### [Page text]
Louise Marten v Nursing and Midwifery Council

JurisdictionEngland & Wales
JudgeMr Justice Wyn Williams
Judgment Date13 April 2016
Neutral Citation[2016] EWHC 2183 (Admin)
CourtQueen's Bench Division (Administrative Court)
Date13 April 2016
Docket NumberCO/5747/2015

[2016] EWHC 2183 (Admin)

IN THE HIGH COURT OF JUSTICE

QUEEN'S BENCH DIVISION

THE ADMINISTRATIVE COURT

Royal Courts of Justice

Strand

London WC2A 2LL

Before:

Mr Justice Wyn Williams

CO/5747/2015

Between:
Louise Marten
Appellant
and
Nursing and Midwifery Council
Respondent

Ms E Gargitter (instructed by the Royal College of Nursing) appeared on behalf of the Appellant

Mr J Edenborough (instructed by the Nursing and Midwifery Council) appeared on behalf of the Respondent

Mr Justice Wyn Williams
1

On 18 February 2013, the appellant was employed as a registered nurse in a paediatric intensive care unit at the Evelina London Children's Hospital. One of the patients for whom she was working on that day was a young boy, referred to throughout as Patient A, who was suffering from a serious illness. Throughout the day from time to time it was part of the appellant's duties to measure his heart rate and then record the measurement in an observation chart. On 18 February, the appellant was working the day shift. That means she was working between 7.30 am and 8.00 pm. Shortly before she went off her shift, as was the custom, she handed over to a nurse on the night shift. That nurse checked the observation chart and noted that the appellant had recorded the patient's heart rate throughout the day recording readings in the range 65 to 85 beats per minute. At that point the nurse on the night shift thought nothing of it.

2

Some time later she took her first measurement of the patient's heart rate. She found that this was 105 beats per minute and at that time the patient was asleep. The nurse thought that to be unusual. She thought it was unusual that the patient's heart rate should be higher when he was asleep than during the day when he may have been active and she thought it unusual that the rate had increased quite as sharply as apparently it had. Accordingly, she decided to make various checks. It suffices that I say that by the end of making a number of checks that nurse was concerned about the accuracy of the readings which the appellant had recorded on the observation chart. She reported her concerns and an investigation ensued.

3

In April of this year, a hearing began before the Conduct and Competence Committee of the Nursing and Midwifery Council to consider a number of charges which had been brought against the appellant as a consequence of the investigation to which I have just referred. Insofar as is relevant to this appeal the charges were as follows. 3.1. The appellant made inaccurate records, in that she recorded in the observation chart a heart rate of 65 — 85 bpm. A second charge was: 4. Your actions as alleged in charge 3.1 were dishonest in that you knew that the observations recorded were not correct.

### [Your goal]
Reproduce, word for word, the stretch of the judgment from "In April of" through "were not correct.".

Page layout parsing data
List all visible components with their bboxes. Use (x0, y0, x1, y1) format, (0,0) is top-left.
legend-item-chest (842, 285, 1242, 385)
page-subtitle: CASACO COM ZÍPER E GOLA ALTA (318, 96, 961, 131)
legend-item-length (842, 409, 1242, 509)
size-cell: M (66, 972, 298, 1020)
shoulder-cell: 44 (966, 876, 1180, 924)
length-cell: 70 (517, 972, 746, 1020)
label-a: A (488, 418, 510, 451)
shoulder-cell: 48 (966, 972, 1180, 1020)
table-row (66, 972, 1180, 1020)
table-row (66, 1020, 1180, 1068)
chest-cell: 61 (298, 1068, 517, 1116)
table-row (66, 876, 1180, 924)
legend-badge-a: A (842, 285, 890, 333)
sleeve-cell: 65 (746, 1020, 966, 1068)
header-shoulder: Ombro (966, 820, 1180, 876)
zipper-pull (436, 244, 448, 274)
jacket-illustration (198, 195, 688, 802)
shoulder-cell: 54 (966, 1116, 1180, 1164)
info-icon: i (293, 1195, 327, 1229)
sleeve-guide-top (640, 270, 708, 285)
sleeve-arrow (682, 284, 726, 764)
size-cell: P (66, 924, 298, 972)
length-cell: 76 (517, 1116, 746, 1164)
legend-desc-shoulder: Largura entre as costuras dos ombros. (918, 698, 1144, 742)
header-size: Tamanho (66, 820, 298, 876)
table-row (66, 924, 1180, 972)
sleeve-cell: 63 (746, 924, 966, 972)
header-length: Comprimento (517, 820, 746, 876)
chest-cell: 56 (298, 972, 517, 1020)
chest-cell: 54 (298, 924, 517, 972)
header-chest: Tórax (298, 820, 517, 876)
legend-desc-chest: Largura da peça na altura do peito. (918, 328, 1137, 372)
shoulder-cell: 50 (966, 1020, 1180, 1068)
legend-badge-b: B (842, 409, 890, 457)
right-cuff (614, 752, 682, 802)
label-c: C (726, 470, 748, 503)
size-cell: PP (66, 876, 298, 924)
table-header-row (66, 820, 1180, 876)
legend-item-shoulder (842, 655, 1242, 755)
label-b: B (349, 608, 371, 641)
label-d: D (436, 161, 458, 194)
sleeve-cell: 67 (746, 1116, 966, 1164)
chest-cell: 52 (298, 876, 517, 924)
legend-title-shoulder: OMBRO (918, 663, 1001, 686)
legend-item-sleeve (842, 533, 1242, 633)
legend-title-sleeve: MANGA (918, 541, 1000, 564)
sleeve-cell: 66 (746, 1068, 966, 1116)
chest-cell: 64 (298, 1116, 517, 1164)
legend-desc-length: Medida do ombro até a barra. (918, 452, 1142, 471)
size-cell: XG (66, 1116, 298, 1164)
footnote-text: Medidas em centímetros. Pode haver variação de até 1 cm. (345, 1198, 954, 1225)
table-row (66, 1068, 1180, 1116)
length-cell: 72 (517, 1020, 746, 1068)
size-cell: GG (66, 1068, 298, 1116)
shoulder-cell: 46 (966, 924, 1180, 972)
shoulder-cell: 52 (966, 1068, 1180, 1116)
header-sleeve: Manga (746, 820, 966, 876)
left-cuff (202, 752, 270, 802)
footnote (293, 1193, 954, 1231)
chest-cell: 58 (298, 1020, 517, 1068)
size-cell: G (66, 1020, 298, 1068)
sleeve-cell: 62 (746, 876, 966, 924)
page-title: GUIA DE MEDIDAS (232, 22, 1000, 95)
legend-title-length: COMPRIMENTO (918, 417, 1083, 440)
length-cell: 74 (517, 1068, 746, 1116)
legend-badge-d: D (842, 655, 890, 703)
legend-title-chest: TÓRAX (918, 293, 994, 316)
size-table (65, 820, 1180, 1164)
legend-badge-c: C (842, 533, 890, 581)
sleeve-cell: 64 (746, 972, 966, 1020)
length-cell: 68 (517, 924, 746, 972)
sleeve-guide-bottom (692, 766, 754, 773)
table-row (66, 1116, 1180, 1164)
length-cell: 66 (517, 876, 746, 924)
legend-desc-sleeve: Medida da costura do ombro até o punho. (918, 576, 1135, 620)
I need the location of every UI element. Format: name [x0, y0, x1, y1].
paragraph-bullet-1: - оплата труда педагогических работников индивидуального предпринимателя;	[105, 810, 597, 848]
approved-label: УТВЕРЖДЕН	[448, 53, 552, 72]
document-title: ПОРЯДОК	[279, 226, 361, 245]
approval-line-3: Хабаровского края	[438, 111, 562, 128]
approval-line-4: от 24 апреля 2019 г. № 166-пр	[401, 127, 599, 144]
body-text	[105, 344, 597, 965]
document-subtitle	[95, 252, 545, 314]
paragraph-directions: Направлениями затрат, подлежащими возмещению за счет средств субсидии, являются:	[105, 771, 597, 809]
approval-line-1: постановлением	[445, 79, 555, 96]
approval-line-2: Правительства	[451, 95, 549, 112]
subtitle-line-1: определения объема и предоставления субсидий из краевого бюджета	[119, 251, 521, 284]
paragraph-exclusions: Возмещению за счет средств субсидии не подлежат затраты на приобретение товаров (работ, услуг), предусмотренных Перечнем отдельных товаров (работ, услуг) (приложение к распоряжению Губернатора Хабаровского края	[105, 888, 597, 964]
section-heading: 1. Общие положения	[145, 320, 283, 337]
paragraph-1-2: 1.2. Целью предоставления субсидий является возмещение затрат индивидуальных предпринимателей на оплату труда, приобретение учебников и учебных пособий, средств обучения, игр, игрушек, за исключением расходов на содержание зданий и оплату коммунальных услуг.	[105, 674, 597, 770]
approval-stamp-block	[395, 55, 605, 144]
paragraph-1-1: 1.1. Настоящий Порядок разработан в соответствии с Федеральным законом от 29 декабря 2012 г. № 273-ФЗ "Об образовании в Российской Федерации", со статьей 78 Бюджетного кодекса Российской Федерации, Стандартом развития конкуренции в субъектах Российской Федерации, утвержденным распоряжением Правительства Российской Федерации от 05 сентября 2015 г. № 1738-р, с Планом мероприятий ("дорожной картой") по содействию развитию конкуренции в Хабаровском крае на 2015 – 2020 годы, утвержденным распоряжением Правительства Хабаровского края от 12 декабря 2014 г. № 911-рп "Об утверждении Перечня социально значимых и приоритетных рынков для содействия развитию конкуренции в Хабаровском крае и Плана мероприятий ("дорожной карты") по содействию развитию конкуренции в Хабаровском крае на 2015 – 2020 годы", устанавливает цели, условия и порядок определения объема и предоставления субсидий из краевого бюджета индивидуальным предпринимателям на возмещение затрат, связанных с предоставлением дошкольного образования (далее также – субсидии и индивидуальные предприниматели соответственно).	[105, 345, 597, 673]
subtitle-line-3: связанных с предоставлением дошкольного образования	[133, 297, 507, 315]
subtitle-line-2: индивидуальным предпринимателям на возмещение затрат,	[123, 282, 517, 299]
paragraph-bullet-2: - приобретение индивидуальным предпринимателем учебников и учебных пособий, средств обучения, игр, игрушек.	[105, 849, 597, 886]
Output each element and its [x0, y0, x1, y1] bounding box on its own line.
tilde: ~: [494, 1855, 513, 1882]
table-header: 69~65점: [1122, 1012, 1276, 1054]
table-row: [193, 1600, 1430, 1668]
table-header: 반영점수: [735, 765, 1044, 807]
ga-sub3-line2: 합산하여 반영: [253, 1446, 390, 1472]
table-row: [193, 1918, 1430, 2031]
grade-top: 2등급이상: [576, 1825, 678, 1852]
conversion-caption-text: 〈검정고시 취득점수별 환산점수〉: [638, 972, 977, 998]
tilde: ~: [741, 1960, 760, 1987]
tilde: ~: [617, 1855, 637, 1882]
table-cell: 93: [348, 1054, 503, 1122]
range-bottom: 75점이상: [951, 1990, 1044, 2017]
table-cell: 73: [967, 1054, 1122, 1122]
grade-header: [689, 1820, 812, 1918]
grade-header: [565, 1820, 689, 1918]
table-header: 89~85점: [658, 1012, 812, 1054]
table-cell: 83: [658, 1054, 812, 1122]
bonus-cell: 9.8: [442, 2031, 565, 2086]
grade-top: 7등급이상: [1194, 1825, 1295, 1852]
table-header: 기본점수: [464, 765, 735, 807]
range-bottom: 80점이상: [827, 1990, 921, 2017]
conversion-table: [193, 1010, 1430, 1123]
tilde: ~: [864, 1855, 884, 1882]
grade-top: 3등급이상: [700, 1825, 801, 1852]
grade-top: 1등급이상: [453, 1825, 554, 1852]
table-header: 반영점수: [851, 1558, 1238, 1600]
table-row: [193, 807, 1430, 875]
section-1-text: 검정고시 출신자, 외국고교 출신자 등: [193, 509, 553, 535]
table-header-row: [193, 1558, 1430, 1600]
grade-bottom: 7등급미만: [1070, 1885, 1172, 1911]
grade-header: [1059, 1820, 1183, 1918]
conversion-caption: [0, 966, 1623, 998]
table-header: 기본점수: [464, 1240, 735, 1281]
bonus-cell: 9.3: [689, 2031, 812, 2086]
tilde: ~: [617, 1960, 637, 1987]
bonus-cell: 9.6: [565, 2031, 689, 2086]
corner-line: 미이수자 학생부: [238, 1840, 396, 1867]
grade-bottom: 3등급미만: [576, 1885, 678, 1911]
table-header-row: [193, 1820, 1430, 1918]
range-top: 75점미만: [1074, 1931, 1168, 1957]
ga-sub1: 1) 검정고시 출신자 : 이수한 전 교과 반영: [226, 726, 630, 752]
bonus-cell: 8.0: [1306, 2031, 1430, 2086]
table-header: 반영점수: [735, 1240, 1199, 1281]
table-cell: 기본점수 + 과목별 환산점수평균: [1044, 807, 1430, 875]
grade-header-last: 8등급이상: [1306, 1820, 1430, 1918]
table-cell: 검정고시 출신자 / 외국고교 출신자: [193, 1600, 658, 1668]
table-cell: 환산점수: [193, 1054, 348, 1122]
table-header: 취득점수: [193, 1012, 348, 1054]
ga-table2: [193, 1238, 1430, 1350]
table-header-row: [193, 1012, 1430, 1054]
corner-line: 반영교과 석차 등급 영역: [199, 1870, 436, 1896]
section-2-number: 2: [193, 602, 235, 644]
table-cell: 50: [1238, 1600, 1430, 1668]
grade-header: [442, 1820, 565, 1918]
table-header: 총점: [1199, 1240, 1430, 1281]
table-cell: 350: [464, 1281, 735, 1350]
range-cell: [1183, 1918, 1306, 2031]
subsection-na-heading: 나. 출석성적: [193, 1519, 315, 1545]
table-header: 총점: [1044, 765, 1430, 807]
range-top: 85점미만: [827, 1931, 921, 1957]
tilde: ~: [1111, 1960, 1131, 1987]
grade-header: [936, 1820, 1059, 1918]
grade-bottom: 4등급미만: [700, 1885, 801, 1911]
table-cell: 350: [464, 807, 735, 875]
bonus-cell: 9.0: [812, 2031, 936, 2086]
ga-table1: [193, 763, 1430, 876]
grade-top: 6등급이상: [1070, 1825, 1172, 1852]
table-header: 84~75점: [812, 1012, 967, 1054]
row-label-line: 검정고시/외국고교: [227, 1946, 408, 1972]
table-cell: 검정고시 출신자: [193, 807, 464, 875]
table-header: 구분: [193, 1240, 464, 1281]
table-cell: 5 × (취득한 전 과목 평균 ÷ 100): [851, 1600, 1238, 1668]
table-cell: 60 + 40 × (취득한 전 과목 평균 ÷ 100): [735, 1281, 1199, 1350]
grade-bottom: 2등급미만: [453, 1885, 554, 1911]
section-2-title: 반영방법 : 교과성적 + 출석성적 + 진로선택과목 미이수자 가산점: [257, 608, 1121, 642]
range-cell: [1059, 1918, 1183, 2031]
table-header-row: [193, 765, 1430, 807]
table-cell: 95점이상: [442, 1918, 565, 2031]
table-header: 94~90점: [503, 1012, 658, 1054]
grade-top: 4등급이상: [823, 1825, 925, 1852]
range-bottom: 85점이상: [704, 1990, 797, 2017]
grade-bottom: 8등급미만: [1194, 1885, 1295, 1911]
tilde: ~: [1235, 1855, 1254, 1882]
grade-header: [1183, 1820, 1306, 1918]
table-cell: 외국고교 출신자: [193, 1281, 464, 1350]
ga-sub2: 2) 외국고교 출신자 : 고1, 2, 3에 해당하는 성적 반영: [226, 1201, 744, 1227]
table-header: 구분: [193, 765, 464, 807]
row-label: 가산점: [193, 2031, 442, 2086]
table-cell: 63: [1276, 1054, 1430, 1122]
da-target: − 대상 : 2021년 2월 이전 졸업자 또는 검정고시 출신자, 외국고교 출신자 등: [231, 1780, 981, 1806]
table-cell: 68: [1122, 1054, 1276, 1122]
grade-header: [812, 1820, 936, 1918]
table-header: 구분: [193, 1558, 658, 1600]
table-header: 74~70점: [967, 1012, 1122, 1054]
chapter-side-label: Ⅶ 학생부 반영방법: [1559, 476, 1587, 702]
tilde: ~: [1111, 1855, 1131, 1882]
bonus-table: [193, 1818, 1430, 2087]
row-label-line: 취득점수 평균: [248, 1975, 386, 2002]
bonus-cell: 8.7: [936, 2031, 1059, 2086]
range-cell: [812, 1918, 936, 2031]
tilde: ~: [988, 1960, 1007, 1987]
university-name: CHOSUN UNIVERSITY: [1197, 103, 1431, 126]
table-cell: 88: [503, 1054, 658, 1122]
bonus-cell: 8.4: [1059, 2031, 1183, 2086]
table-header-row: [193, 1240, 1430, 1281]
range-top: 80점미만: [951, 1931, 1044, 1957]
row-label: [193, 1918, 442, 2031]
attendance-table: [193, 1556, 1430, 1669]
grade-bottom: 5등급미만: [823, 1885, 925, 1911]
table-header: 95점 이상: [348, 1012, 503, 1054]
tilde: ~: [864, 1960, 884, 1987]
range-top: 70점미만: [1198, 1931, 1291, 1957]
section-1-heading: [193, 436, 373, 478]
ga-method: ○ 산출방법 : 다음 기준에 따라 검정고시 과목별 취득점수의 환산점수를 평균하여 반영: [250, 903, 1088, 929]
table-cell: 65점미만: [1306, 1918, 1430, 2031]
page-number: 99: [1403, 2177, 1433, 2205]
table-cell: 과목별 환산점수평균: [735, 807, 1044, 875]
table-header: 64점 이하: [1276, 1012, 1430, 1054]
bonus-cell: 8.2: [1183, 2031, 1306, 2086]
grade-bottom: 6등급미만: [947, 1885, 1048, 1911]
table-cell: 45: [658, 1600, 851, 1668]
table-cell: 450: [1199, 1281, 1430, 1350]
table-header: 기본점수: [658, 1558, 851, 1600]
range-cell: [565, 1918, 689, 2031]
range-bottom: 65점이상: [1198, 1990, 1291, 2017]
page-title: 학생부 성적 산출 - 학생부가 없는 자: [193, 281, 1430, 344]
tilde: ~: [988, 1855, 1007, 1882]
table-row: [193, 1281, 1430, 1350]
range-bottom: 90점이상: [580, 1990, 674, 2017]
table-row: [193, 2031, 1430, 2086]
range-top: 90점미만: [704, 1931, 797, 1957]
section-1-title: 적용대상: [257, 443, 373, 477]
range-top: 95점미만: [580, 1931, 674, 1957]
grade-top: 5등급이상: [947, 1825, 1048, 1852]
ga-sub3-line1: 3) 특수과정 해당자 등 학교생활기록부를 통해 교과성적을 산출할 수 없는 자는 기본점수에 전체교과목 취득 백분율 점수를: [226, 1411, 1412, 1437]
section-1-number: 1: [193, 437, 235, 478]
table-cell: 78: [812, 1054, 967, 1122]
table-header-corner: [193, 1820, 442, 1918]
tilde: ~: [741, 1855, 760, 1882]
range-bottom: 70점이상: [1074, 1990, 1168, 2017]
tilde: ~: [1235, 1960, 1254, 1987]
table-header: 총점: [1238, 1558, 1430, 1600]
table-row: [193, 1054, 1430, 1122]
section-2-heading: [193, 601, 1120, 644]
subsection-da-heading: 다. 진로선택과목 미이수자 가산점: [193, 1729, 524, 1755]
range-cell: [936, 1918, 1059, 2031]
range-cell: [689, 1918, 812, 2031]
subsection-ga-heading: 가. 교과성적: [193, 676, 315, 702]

### [Written answer]
In April of this year, a hearing began before the Conduct and Competence Committee of the Nursing and Midwifery Council to consider a number of charges which had been brought against the appellant as a consequence of the investigation to which I have just referred. Insofar as is relevant to this appeal the charges were as follows. 3.1. The appellant made inaccurate records, in that she recorded in the observation chart a heart rate of 65 — 85 bpm. A second charge was: 4. Your actions as alleged in charge 3.1 were dishonest in that you knew that the observations recorded were not correct.